» **WORK REQUIRED**: Which lines include the word "cases"? Copy each of them.

Start

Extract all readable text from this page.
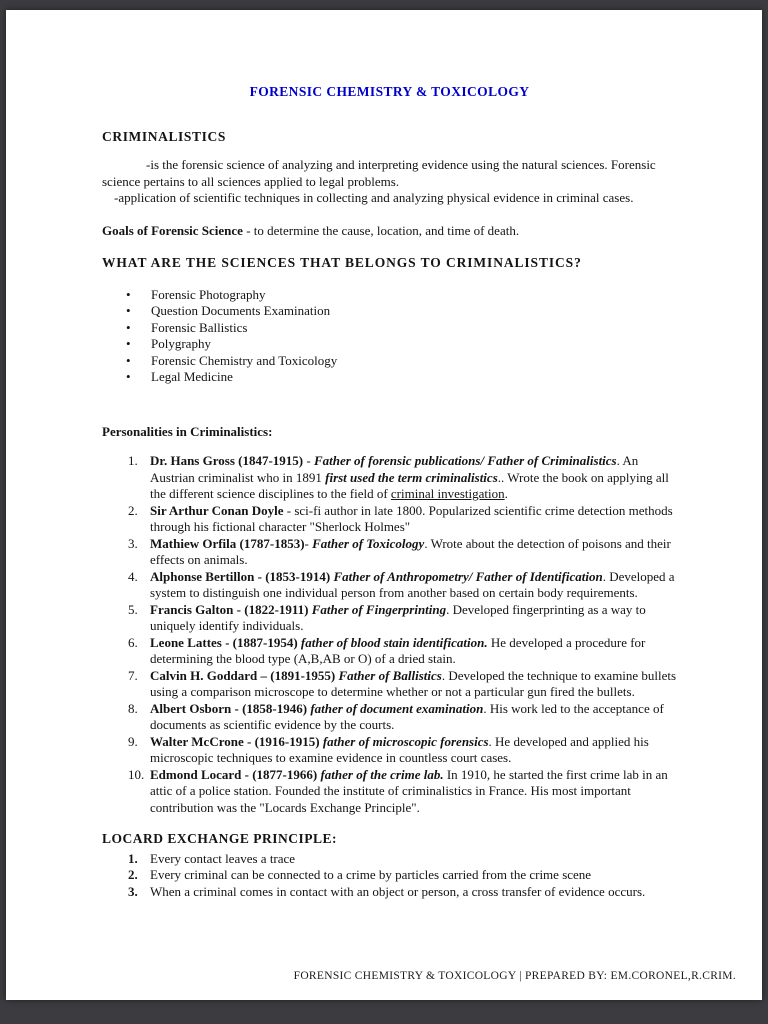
FORENSIC CHEMISTRY & TOXICOLOGY
CRIMINALISTICS

-is the forensic science of analyzing and interpreting evidence using the natural sciences. Forensic science pertains to all sciences applied to legal problems.

-application of scientific techniques in collecting and analyzing physical evidence in criminal cases.

Goals of Forensic Science - to determine the cause, location, and time of death.

WHAT ARE THE SCIENCES THAT BELONGS TO CRIMINALISTICS?
•	Forensic Photography
•	Question Documents Examination
•	Forensic Ballistics
•	Polygraphy
•	Forensic Chemistry and Toxicology
•	Legal Medicine
Personalities in Criminalistics:
1. Dr. Hans Gross (1847-1915) - Father of forensic publications/ Father of Criminalistics. An Austrian criminalist who in 1891 first used the term criminalistics.. Wrote the book on applying all the different science disciplines to the field of criminal investigation.
2. Sir Arthur Conan Doyle - sci-fi author in late 1800. Popularized scientific crime detection methods through his fictional character "Sherlock Holmes"
3. Mathiew Orfila (1787-1853)- Father of Toxicology. Wrote about the detection of poisons and their effects on animals.
4. Alphonse Bertillon - (1853-1914) Father of Anthropometry/ Father of Identification. Developed a system to distinguish one individual person from another based on certain body requirements.
5. Francis Galton - (1822-1911) Father of Fingerprinting. Developed fingerprinting as a way to uniquely identify individuals.
6. Leone Lattes - (1887-1954) father of blood stain identification. He developed a procedure for determining the blood type (A,B,AB or O) of a dried stain.
7. Calvin H. Goddard – (1891-1955) Father of Ballistics. Developed the technique to examine bullets using a comparison microscope to determine whether or not a particular gun fired the bullets.
8. Albert Osborn - (1858-1946) father of document examination. His work led to the acceptance of documents as scientific evidence by the courts.
9. Walter McCrone - (1916-1915) father of microscopic forensics. He developed and applied his microscopic techniques to examine evidence in countless court cases.
10. Edmond Locard - (1877-1966) father of the crime lab. In 1910, he started the first crime lab in an attic of a police station. Founded the institute of criminalistics in France. His most important contribution was the "Locards Exchange Principle".
LOCARD EXCHANGE PRINCIPLE:
1. Every contact leaves a trace
2. Every criminal can be connected to a crime by particles carried from the crime scene
3. When a criminal comes in contact with an object or person, a cross transfer of evidence occurs.
FORENSIC CHEMISTRY & TOXICOLOGY | PREPARED BY: EM.CORONEL,R.CRIM.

End

» **SOLVED EXERCISE**:
-application of scientific techniques in collecting and analyzing physical evidence in criminal cases.
9. Walter McCrone - (1916-1915) father of microscopic forensics. He developed and applied his microscopic techniques to examine evidence in countless court cases.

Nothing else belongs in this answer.